**DESCRIPTION OF THE TASK:** Identify the lines that contain the string "clipped", then copy each of them.

**Dataset items:**
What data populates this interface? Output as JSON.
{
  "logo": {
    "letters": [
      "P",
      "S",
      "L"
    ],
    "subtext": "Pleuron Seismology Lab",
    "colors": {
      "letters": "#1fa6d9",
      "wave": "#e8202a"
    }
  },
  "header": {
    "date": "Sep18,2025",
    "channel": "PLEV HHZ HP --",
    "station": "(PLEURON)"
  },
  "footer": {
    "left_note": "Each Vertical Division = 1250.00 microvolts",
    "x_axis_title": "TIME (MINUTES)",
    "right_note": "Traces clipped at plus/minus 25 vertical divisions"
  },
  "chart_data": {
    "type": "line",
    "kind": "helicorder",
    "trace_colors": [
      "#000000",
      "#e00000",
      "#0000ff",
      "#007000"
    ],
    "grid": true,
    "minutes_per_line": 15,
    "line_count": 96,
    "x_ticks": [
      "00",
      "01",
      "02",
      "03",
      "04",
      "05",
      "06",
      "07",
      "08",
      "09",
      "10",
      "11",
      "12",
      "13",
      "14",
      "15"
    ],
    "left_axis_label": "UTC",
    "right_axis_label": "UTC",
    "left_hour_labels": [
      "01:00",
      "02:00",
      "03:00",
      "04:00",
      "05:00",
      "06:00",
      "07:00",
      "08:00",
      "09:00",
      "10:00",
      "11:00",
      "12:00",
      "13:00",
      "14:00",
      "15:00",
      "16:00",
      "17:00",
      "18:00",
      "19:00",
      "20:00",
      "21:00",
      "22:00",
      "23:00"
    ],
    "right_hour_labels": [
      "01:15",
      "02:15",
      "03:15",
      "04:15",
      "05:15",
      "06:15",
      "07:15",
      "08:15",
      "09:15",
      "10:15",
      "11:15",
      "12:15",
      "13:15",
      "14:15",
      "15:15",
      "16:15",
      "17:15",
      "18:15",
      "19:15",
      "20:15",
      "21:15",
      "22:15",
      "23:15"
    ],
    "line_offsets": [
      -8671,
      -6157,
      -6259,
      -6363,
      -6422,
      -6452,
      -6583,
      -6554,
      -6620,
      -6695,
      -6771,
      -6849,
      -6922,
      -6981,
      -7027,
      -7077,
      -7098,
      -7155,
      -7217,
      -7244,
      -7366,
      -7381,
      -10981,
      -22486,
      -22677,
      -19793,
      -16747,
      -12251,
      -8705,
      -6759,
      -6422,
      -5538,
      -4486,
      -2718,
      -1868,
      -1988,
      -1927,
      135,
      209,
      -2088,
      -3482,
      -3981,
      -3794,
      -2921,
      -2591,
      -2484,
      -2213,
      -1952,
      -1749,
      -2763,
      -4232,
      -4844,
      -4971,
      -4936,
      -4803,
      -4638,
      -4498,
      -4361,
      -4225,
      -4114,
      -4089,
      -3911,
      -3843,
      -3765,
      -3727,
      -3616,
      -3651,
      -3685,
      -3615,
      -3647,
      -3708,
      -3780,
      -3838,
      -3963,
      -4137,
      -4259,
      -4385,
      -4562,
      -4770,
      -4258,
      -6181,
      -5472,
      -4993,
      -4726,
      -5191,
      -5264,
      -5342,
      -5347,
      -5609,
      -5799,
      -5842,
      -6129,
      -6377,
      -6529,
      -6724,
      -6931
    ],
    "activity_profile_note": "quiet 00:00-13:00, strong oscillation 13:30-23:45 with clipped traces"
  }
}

**EXERCISE RESULT:**
    "right_note": "Traces clipped at plus/minus 25 vertical divisions"
    "activity_profile_note": "quiet 00:00-13:00, strong oscillation 13:30-23:45 with clipped traces"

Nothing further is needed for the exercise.